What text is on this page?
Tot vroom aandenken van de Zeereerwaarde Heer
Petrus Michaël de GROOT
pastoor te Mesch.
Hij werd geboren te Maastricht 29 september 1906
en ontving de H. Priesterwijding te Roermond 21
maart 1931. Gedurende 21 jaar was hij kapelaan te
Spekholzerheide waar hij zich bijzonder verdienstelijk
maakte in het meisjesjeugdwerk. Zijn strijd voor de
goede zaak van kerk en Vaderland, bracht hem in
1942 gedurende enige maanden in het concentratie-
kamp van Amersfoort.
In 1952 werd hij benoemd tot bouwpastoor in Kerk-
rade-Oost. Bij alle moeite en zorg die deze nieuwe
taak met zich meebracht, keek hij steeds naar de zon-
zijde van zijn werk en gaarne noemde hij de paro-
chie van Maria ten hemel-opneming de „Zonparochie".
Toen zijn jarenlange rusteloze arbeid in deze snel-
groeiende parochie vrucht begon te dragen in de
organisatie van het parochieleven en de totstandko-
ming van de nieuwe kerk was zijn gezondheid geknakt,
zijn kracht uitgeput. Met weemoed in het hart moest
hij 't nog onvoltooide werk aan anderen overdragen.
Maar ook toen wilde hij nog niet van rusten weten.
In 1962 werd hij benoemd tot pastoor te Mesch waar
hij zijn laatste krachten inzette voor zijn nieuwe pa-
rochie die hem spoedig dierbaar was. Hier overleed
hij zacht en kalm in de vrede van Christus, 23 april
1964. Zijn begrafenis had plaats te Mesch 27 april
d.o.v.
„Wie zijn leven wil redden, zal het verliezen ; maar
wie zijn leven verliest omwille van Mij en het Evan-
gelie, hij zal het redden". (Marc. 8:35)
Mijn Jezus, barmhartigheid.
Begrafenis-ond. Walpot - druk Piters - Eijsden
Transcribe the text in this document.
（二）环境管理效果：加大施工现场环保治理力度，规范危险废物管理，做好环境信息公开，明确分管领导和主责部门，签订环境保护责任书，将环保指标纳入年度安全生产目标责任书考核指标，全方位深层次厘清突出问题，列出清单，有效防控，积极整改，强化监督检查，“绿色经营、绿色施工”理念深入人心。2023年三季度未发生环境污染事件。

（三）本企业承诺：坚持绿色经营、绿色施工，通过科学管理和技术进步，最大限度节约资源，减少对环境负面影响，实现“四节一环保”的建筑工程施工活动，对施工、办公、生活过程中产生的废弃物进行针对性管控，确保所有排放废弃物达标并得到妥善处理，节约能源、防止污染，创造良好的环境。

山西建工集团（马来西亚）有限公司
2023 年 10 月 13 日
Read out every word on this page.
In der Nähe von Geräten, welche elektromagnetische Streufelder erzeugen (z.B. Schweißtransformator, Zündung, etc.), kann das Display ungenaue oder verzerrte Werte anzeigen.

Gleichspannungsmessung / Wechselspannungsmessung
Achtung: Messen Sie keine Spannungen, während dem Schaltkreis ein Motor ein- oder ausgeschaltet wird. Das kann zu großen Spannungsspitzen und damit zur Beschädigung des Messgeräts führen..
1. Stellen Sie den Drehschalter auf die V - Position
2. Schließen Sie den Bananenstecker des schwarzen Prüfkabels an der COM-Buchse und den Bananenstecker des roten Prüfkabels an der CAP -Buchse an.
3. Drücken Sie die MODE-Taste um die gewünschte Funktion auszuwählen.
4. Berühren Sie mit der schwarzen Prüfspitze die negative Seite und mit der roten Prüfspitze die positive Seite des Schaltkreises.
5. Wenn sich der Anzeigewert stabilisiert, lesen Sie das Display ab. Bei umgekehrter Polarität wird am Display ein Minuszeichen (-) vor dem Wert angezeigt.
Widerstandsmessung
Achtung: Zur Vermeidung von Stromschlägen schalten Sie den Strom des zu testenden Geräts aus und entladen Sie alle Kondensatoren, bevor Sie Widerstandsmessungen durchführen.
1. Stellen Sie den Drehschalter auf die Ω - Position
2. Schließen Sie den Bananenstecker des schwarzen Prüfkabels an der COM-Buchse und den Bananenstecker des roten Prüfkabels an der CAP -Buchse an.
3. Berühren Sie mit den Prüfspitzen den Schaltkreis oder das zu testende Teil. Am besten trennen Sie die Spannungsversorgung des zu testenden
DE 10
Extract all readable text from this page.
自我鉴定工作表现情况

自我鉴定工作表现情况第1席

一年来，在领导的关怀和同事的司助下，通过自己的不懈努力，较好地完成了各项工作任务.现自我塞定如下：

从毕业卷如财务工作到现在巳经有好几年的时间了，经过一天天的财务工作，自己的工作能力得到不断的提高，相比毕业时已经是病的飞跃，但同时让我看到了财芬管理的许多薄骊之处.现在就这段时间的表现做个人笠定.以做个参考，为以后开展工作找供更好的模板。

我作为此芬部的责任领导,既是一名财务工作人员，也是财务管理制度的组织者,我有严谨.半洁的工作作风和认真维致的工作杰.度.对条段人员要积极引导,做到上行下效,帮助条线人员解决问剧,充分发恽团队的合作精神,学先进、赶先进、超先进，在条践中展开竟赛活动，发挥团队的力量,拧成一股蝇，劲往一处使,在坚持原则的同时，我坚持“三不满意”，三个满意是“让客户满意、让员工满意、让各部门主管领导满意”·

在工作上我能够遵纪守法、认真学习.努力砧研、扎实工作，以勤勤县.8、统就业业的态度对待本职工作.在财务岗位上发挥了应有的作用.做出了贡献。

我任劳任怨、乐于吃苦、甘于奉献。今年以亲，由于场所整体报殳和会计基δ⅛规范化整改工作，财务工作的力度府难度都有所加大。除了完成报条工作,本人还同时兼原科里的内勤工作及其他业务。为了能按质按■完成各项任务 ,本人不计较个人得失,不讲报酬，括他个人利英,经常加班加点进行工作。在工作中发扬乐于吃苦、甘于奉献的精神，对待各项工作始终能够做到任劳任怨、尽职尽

■ ■ ■ ■ ■

● WRITTEN TASK
Copy all lines of the material above where the string "Achtung" occurs.

● SOLUTION FOR THIS PROBLEM
Achtung: Messen Sie keine Spannungen, während dem Schaltkreis ein Motor ein- oder ausgeschaltet wird. Das kann zu großen Spannungsspitzen und damit zur Beschädigung des Messgeräts führen..
Achtung: Zur Vermeidung von Stromschlägen schalten Sie den Strom des zu testenden Geräts aus und entladen Sie alle Kondensatoren, bevor Sie Widerstandsmessungen durchführen.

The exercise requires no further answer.